(Collected data entries)
------------
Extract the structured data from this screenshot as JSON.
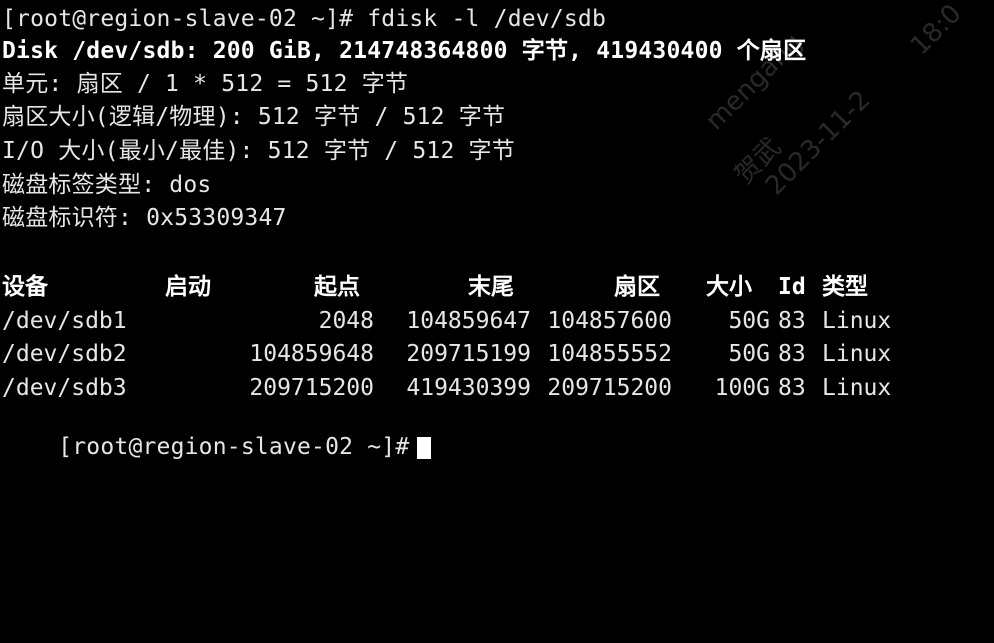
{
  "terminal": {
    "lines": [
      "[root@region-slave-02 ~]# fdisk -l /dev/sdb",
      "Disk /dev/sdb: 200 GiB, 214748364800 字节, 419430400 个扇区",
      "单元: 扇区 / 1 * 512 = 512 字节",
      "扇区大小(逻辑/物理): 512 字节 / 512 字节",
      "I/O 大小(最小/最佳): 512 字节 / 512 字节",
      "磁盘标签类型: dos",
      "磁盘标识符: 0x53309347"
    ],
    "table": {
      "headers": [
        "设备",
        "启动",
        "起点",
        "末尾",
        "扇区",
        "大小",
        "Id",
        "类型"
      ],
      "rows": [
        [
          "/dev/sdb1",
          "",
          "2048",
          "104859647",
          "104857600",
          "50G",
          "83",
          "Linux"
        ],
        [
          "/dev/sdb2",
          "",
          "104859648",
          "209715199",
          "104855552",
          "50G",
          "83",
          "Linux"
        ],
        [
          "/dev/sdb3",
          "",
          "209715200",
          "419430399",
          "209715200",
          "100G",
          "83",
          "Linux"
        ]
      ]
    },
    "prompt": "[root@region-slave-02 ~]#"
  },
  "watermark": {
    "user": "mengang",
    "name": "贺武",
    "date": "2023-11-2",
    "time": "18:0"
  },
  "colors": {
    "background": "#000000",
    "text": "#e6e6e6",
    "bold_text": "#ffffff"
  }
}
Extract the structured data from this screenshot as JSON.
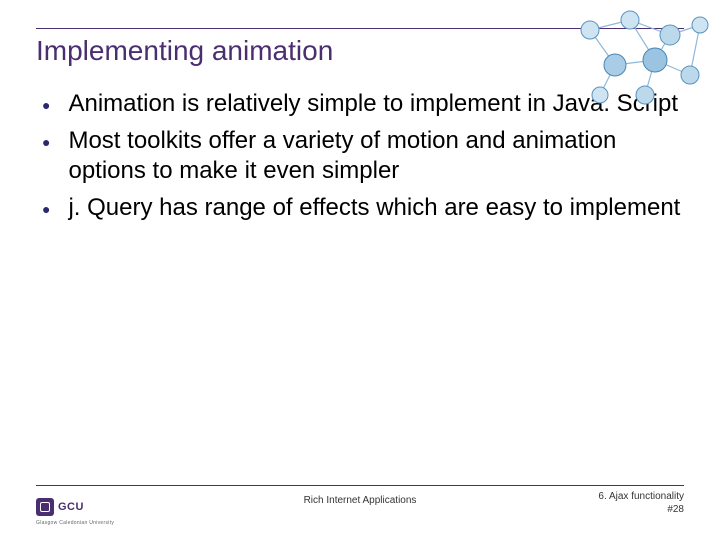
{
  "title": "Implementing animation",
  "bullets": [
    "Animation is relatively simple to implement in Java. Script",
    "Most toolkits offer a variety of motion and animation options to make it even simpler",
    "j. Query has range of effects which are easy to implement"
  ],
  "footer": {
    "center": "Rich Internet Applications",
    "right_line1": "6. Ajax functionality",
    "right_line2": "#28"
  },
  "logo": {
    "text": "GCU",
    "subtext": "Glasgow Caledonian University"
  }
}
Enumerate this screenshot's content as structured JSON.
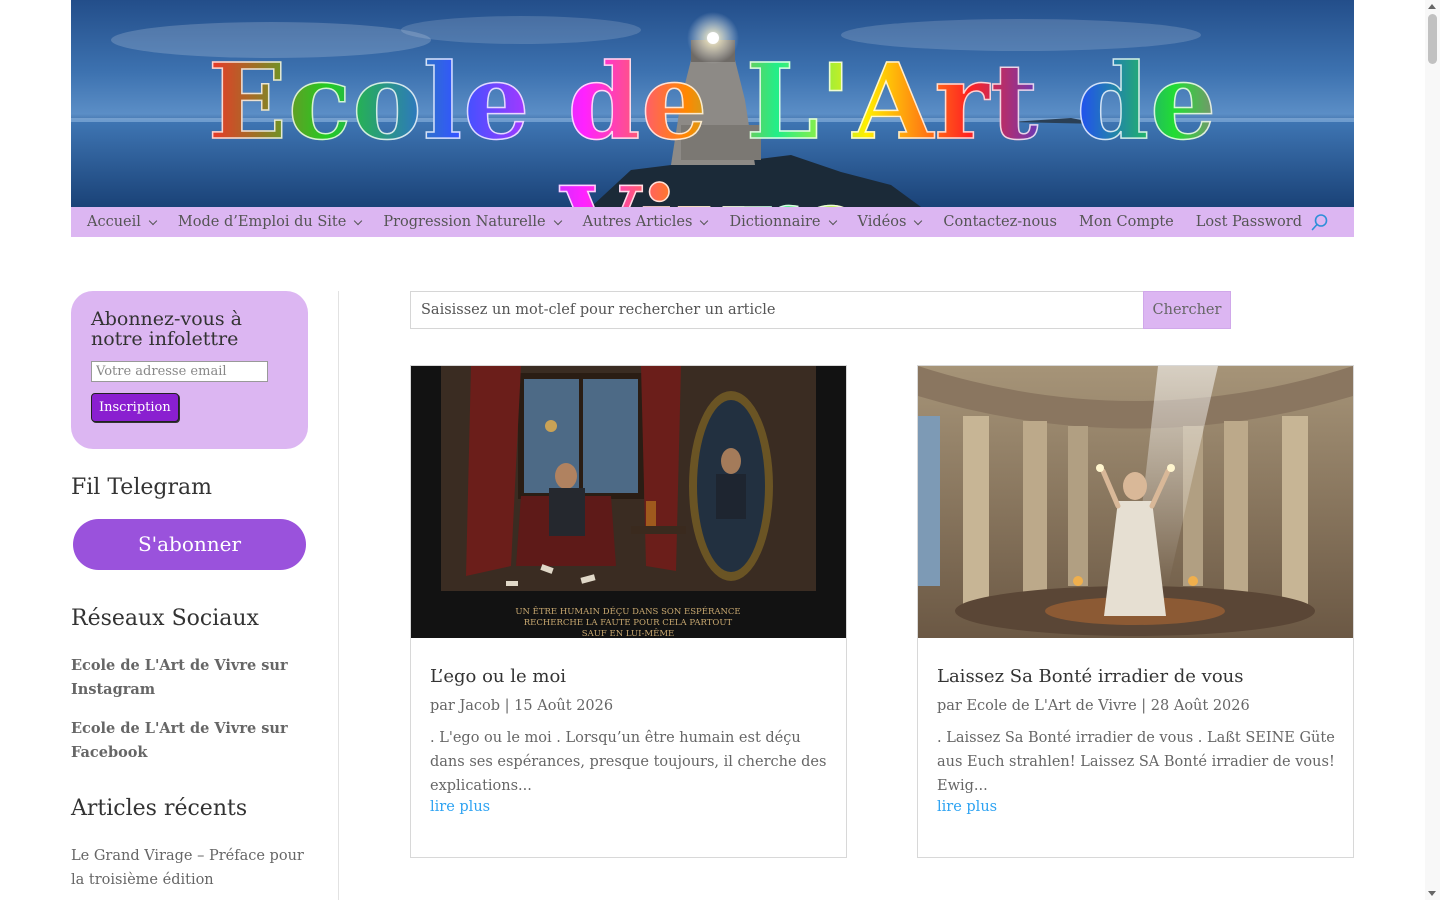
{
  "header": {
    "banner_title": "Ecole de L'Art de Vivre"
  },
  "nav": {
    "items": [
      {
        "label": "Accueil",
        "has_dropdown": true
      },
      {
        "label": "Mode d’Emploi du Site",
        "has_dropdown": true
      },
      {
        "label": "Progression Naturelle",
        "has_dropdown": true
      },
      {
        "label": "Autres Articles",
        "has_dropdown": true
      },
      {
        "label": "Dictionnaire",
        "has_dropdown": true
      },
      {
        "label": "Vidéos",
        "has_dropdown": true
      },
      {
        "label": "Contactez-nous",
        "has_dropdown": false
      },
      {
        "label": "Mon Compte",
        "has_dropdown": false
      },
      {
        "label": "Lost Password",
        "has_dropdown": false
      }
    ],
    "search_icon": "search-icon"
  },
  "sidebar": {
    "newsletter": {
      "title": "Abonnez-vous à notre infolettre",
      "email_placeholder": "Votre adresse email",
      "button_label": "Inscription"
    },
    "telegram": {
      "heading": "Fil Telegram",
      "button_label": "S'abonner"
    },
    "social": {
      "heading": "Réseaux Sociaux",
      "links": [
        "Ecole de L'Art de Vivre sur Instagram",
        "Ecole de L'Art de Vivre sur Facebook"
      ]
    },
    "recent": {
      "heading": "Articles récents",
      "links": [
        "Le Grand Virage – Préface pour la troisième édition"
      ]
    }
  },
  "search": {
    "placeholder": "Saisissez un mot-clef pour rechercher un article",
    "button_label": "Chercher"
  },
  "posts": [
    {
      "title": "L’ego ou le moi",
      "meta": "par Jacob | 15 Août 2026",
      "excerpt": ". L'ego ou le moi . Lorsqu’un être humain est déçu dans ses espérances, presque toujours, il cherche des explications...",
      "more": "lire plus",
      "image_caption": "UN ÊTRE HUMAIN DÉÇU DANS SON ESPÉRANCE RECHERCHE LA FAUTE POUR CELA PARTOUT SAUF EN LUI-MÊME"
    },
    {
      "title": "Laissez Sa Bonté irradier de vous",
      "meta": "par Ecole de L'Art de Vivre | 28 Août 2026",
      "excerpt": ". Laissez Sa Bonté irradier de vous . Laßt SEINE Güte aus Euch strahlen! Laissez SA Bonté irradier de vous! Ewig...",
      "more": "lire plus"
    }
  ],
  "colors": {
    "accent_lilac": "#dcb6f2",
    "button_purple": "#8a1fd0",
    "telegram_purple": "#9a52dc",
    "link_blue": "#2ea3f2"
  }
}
------------
* [INSTRUCTIONS FOR THE TASK]:
From the entries above, output every line exactly and omit any image.

* [WRITTEN ANSWER]:
Extract the structured data from this screenshot as JSON.
{
  "terminal": {
    "lines": [
      "[root@region-slave-02 ~]# fdisk -l /dev/sdb",
      "Disk /dev/sdb: 200 GiB, 214748364800 字节, 419430400 个扇区",
      "单元: 扇区 / 1 * 512 = 512 字节",
      "扇区大小(逻辑/物理): 512 字节 / 512 字节",
      "I/O 大小(最小/最佳): 512 字节 / 512 字节",
      "磁盘标签类型: dos",
      "磁盘标识符: 0x53309347"
    ],
    "table": {
      "headers": [
        "设备",
        "启动",
        "起点",
        "末尾",
        "扇区",
        "大小",
        "Id",
        "类型"
      ],
      "rows": [
        [
          "/dev/sdb1",
          "",
          "2048",
          "104859647",
          "104857600",
          "50G",
          "83",
          "Linux"
        ],
        [
          "/dev/sdb2",
          "",
          "104859648",
          "209715199",
          "104855552",
          "50G",
          "83",
          "Linux"
        ],
        [
          "/dev/sdb3",
          "",
          "209715200",
          "419430399",
          "209715200",
          "100G",
          "83",
          "Linux"
        ]
      ]
    },
    "prompt": "[root@region-slave-02 ~]#"
  },
  "watermark": {
    "user": "mengang",
    "name": "贺武",
    "date": "2023-11-2",
    "time": "18:0"
  },
  "colors": {
    "background": "#000000",
    "text": "#e6e6e6",
    "bold_text": "#ffffff"
  }
}
Extract the structured data from this screenshot as JSON.
{
  "title": "Implementing animation",
  "bullets": [
    "Animation is relatively simple to implement in Java. Script",
    "Most toolkits offer a variety of motion and animation options to make it even simpler",
    "j. Query has range of effects which are easy to implement"
  ],
  "footer": {
    "center": "Rich Internet Applications",
    "right_line1": "6. Ajax functionality",
    "right_line2": "#28"
  },
  "logo": {
    "text": "GCU",
    "subtext": "Glasgow Caledonian University"
  }
}
Enumerate this screenshot's content as structured JSON.
{
  "header": {
    "banner_title": "Ecole de L'Art de Vivre"
  },
  "nav": {
    "items": [
      {
        "label": "Accueil",
        "has_dropdown": true
      },
      {
        "label": "Mode d’Emploi du Site",
        "has_dropdown": true
      },
      {
        "label": "Progression Naturelle",
        "has_dropdown": true
      },
      {
        "label": "Autres Articles",
        "has_dropdown": true
      },
      {
        "label": "Dictionnaire",
        "has_dropdown": true
      },
      {
        "label": "Vidéos",
        "has_dropdown": true
      },
      {
        "label": "Contactez-nous",
        "has_dropdown": false
      },
      {
        "label": "Mon Compte",
        "has_dropdown": false
      },
      {
        "label": "Lost Password",
        "has_dropdown": false
      }
    ],
    "search_icon": "search-icon"
  },
  "sidebar": {
    "newsletter": {
      "title": "Abonnez-vous à notre infolettre",
      "email_placeholder": "Votre adresse email",
      "button_label": "Inscription"
    },
    "telegram": {
      "heading": "Fil Telegram",
      "button_label": "S'abonner"
    },
    "social": {
      "heading": "Réseaux Sociaux",
      "links": [
        "Ecole de L'Art de Vivre sur Instagram",
        "Ecole de L'Art de Vivre sur Facebook"
      ]
    },
    "recent": {
      "heading": "Articles récents",
      "links": [
        "Le Grand Virage – Préface pour la troisième édition"
      ]
    }
  },
  "search": {
    "placeholder": "Saisissez un mot-clef pour rechercher un article",
    "button_label": "Chercher"
  },
  "posts": [
    {
      "title": "L’ego ou le moi",
      "meta": "par Jacob | 15 Août 2026",
      "excerpt": ". L'ego ou le moi . Lorsqu’un être humain est déçu dans ses espérances, presque toujours, il cherche des explications...",
      "more": "lire plus",
      "image_caption": "UN ÊTRE HUMAIN DÉÇU DANS SON ESPÉRANCE RECHERCHE LA FAUTE POUR CELA PARTOUT SAUF EN LUI-MÊME"
    },
    {
      "title": "Laissez Sa Bonté irradier de vous",
      "meta": "par Ecole de L'Art de Vivre | 28 Août 2026",
      "excerpt": ". Laissez Sa Bonté irradier de vous . Laßt SEINE Güte aus Euch strahlen! Laissez SA Bonté irradier de vous! Ewig...",
      "more": "lire plus"
    }
  ],
  "colors": {
    "accent_lilac": "#dcb6f2",
    "button_purple": "#8a1fd0",
    "telegram_purple": "#9a52dc",
    "link_blue": "#2ea3f2"
  }
}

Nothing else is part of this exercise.